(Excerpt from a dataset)
-=-=-=-=-

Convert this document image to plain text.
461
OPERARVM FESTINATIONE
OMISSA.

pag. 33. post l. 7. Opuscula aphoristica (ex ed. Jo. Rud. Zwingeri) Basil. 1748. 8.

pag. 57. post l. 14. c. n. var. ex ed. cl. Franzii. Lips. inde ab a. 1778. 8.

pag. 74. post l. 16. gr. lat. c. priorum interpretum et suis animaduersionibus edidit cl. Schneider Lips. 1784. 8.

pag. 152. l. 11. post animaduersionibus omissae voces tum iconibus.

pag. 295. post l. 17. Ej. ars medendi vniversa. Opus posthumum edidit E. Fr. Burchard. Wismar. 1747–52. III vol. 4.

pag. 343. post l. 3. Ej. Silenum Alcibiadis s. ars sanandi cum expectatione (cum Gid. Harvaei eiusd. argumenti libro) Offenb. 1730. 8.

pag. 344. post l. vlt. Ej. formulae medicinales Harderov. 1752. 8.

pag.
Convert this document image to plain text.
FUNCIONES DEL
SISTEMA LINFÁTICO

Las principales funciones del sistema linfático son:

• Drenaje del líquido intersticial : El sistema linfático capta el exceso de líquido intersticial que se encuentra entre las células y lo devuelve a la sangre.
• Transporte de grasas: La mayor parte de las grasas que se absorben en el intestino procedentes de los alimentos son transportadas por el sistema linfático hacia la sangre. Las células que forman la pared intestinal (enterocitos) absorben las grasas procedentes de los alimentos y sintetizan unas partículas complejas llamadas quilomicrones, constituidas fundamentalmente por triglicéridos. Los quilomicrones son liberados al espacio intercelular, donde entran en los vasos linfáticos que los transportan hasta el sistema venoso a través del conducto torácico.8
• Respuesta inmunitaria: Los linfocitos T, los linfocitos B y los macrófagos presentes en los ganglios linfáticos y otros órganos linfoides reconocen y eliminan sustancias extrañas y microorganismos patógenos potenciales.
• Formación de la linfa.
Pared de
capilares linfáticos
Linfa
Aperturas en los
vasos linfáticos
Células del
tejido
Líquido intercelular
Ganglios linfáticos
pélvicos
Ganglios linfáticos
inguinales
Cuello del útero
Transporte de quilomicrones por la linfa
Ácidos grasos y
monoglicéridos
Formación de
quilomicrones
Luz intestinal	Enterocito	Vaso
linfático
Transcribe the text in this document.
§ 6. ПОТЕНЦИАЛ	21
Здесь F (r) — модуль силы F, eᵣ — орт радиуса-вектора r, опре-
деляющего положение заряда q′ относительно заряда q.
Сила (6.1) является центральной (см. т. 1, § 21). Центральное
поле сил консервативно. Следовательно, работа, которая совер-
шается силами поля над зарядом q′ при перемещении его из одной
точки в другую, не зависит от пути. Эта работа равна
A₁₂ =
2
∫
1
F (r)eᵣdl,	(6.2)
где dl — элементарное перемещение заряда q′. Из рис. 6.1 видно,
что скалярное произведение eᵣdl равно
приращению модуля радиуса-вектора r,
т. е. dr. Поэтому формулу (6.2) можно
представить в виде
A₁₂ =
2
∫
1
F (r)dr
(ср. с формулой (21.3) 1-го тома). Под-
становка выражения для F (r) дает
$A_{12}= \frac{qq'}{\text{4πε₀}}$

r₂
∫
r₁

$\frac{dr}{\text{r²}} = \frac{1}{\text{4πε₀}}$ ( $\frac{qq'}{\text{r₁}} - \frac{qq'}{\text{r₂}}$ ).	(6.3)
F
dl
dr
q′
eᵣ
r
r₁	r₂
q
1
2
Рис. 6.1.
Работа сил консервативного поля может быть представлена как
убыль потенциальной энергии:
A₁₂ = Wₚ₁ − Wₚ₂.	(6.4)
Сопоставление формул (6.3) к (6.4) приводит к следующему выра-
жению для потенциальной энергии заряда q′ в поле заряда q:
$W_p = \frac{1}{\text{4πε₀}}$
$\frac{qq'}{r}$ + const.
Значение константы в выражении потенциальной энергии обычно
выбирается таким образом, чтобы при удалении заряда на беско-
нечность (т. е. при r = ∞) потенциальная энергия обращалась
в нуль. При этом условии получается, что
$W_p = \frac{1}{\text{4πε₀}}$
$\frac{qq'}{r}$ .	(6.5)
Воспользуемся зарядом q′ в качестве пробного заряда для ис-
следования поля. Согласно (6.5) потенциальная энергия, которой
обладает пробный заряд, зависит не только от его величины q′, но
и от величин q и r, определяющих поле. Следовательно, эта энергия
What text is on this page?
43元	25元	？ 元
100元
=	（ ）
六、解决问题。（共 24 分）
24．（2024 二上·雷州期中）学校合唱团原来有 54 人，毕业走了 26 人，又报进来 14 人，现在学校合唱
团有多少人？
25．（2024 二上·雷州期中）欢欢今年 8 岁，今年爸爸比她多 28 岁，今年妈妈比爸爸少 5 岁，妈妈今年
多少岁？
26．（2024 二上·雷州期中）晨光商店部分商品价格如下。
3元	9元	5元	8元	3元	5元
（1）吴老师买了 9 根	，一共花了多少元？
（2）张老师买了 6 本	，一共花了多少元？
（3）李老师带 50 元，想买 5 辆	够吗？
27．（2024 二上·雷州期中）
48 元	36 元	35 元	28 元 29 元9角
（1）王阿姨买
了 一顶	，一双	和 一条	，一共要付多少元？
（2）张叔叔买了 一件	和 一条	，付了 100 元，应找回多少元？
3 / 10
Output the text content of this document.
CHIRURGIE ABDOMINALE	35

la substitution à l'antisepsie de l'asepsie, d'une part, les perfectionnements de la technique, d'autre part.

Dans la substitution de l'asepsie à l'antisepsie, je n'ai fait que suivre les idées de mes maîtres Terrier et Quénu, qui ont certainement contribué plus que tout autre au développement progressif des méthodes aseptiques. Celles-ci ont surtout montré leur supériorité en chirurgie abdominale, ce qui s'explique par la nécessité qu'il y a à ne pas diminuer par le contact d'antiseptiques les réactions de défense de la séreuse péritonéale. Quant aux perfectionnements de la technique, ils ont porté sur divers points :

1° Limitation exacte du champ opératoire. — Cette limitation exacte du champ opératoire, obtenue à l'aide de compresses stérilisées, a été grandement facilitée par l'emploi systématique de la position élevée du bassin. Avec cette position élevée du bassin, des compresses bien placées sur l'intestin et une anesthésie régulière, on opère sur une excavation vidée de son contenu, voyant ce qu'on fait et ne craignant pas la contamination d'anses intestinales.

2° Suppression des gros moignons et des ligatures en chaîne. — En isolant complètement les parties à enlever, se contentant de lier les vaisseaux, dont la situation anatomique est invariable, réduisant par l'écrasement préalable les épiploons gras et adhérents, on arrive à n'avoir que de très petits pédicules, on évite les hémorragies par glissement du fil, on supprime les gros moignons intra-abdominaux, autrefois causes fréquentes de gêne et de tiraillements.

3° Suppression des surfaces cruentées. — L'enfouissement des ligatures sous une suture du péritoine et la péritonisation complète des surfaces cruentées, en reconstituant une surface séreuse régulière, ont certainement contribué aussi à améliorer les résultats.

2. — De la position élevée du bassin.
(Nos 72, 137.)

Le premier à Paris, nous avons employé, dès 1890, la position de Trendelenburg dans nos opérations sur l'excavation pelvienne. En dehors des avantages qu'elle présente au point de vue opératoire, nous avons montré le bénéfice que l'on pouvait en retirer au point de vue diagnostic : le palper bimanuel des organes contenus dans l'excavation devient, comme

-=-=-=-=-

PROBLEM DETAILS: Extract all of the data above and output it character for character.

FINAL RESULT:
Convert this document image to plain text.
461
OPERARVM FESTINATIONE
OMISSA.

pag. 33. post l. 7. Opuscula aphoristica (ex ed. Jo. Rud. Zwingeri) Basil. 1748. 8.

pag. 57. post l. 14. c. n. var. ex ed. cl. Franzii. Lips. inde ab a. 1778. 8.

pag. 74. post l. 16. gr. lat. c. priorum interpretum et suis animaduersionibus edidit cl. Schneider Lips. 1784. 8.

pag. 152. l. 11. post animaduersionibus omissae voces tum iconibus.

pag. 295. post l. 17. Ej. ars medendi vniversa. Opus posthumum edidit E. Fr. Burchard. Wismar. 1747–52. III vol. 4.

pag. 343. post l. 3. Ej. Silenum Alcibiadis s. ars sanandi cum expectatione (cum Gid. Harvaei eiusd. argumenti libro) Offenb. 1730. 8.

pag. 344. post l. vlt. Ej. formulae medicinales Harderov. 1752. 8.

pag.
Convert this document image to plain text.
FUNCIONES DEL
SISTEMA LINFÁTICO

Las principales funciones del sistema linfático son:

• Drenaje del líquido intersticial : El sistema linfático capta el exceso de líquido intersticial que se encuentra entre las células y lo devuelve a la sangre.
• Transporte de grasas: La mayor parte de las grasas que se absorben en el intestino procedentes de los alimentos son transportadas por el sistema linfático hacia la sangre. Las células que forman la pared intestinal (enterocitos) absorben las grasas procedentes de los alimentos y sintetizan unas partículas complejas llamadas quilomicrones, constituidas fundamentalmente por triglicéridos. Los quilomicrones son liberados al espacio intercelular, donde entran en los vasos linfáticos que los transportan hasta el sistema venoso a través del conducto torácico.8
• Respuesta inmunitaria: Los linfocitos T, los linfocitos B y los macrófagos presentes en los ganglios linfáticos y otros órganos linfoides reconocen y eliminan sustancias extrañas y microorganismos patógenos potenciales.
• Formación de la linfa.
Pared de
capilares linfáticos
Linfa
Aperturas en los
vasos linfáticos
Células del
tejido
Líquido intercelular
Ganglios linfáticos
pélvicos
Ganglios linfáticos
inguinales
Cuello del útero
Transporte de quilomicrones por la linfa
Ácidos grasos y
monoglicéridos
Formación de
quilomicrones
Luz intestinal	Enterocito	Vaso
linfático
Transcribe the text in this document.
§ 6. ПОТЕНЦИАЛ	21
Здесь F (r) — модуль силы F, eᵣ — орт радиуса-вектора r, опре-
деляющего положение заряда q′ относительно заряда q.
Сила (6.1) является центральной (см. т. 1, § 21). Центральное
поле сил консервативно. Следовательно, работа, которая совер-
шается силами поля над зарядом q′ при перемещении его из одной
точки в другую, не зависит от пути. Эта работа равна
A₁₂ =
2
∫
1
F (r)eᵣdl,	(6.2)
где dl — элементарное перемещение заряда q′. Из рис. 6.1 видно,
что скалярное произведение eᵣdl равно
приращению модуля радиуса-вектора r,
т. е. dr. Поэтому формулу (6.2) можно
представить в виде
A₁₂ =
2
∫
1
F (r)dr
(ср. с формулой (21.3) 1-го тома). Под-
становка выражения для F (r) дает
$A_{12}= \frac{qq'}{\text{4πε₀}}$

r₂
∫
r₁

$\frac{dr}{\text{r²}} = \frac{1}{\text{4πε₀}}$ ( $\frac{qq'}{\text{r₁}} - \frac{qq'}{\text{r₂}}$ ).	(6.3)
F
dl
dr
q′
eᵣ
r
r₁	r₂
q
1
2
Рис. 6.1.
Работа сил консервативного поля может быть представлена как
убыль потенциальной энергии:
A₁₂ = Wₚ₁ − Wₚ₂.	(6.4)
Сопоставление формул (6.3) к (6.4) приводит к следующему выра-
жению для потенциальной энергии заряда q′ в поле заряда q:
$W_p = \frac{1}{\text{4πε₀}}$
$\frac{qq'}{r}$ + const.
Значение константы в выражении потенциальной энергии обычно
выбирается таким образом, чтобы при удалении заряда на беско-
нечность (т. е. при r = ∞) потенциальная энергия обращалась
в нуль. При этом условии получается, что
$W_p = \frac{1}{\text{4πε₀}}$
$\frac{qq'}{r}$ .	(6.5)
Воспользуемся зарядом q′ в качестве пробного заряда для ис-
следования поля. Согласно (6.5) потенциальная энергия, которой
обладает пробный заряд, зависит не только от его величины q′, но
и от величин q и r, определяющих поле. Следовательно, эта энергия
What text is on this page?
43元	25元	？ 元
100元
=	（ ）
六、解决问题。（共 24 分）
24．（2024 二上·雷州期中）学校合唱团原来有 54 人，毕业走了 26 人，又报进来 14 人，现在学校合唱
团有多少人？
25．（2024 二上·雷州期中）欢欢今年 8 岁，今年爸爸比她多 28 岁，今年妈妈比爸爸少 5 岁，妈妈今年
多少岁？
26．（2024 二上·雷州期中）晨光商店部分商品价格如下。
3元	9元	5元	8元	3元	5元
（1）吴老师买了 9 根	，一共花了多少元？
（2）张老师买了 6 本	，一共花了多少元？
（3）李老师带 50 元，想买 5 辆	够吗？
27．（2024 二上·雷州期中）
48 元	36 元	35 元	28 元 29 元9角
（1）王阿姨买
了 一顶	，一双	和 一条	，一共要付多少元？
（2）张叔叔买了 一件	和 一条	，付了 100 元，应找回多少元？
3 / 10
Output the text content of this document.
CHIRURGIE ABDOMINALE	35

la substitution à l'antisepsie de l'asepsie, d'une part, les perfectionnements de la technique, d'autre part.

Dans la substitution de l'asepsie à l'antisepsie, je n'ai fait que suivre les idées de mes maîtres Terrier et Quénu, qui ont certainement contribué plus que tout autre au développement progressif des méthodes aseptiques. Celles-ci ont surtout montré leur supériorité en chirurgie abdominale, ce qui s'explique par la nécessité qu'il y a à ne pas diminuer par le contact d'antiseptiques les réactions de défense de la séreuse péritonéale. Quant aux perfectionnements de la technique, ils ont porté sur divers points :

1° Limitation exacte du champ opératoire. — Cette limitation exacte du champ opératoire, obtenue à l'aide de compresses stérilisées, a été grandement facilitée par l'emploi systématique de la position élevée du bassin. Avec cette position élevée du bassin, des compresses bien placées sur l'intestin et une anesthésie régulière, on opère sur une excavation vidée de son contenu, voyant ce qu'on fait et ne craignant pas la contamination d'anses intestinales.

2° Suppression des gros moignons et des ligatures en chaîne. — En isolant complètement les parties à enlever, se contentant de lier les vaisseaux, dont la situation anatomique est invariable, réduisant par l'écrasement préalable les épiploons gras et adhérents, on arrive à n'avoir que de très petits pédicules, on évite les hémorragies par glissement du fil, on supprime les gros moignons intra-abdominaux, autrefois causes fréquentes de gêne et de tiraillements.

3° Suppression des surfaces cruentées. — L'enfouissement des ligatures sous une suture du péritoine et la péritonisation complète des surfaces cruentées, en reconstituant une surface séreuse régulière, ont certainement contribué aussi à améliorer les résultats.

2. — De la position élevée du bassin.
(Nos 72, 137.)

Le premier à Paris, nous avons employé, dès 1890, la position de Trendelenburg dans nos opérations sur l'excavation pelvienne. En dehors des avantages qu'elle présente au point de vue opératoire, nous avons montré le bénéfice que l'on pouvait en retirer au point de vue diagnostic : le palper bimanuel des organes contenus dans l'excavation devient, comme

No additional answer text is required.